— START —

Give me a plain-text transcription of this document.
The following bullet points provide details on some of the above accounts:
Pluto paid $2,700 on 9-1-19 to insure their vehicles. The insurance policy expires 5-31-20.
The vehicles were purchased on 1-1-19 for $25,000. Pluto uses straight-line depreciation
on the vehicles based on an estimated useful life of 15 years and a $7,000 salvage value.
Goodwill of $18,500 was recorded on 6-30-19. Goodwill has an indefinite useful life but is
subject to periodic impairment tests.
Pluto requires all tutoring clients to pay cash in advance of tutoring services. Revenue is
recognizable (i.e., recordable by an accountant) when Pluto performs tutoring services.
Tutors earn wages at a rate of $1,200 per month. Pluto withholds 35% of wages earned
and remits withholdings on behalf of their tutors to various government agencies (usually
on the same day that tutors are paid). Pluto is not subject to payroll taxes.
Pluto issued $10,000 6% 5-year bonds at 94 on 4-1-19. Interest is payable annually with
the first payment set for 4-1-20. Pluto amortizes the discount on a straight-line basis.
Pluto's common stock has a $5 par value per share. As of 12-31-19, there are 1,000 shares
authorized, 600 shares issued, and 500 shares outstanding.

— END —

> Written task:
Of all the lines in the listing above, how many contain the word "shares"? Answer with the number alone.

> Task output:
2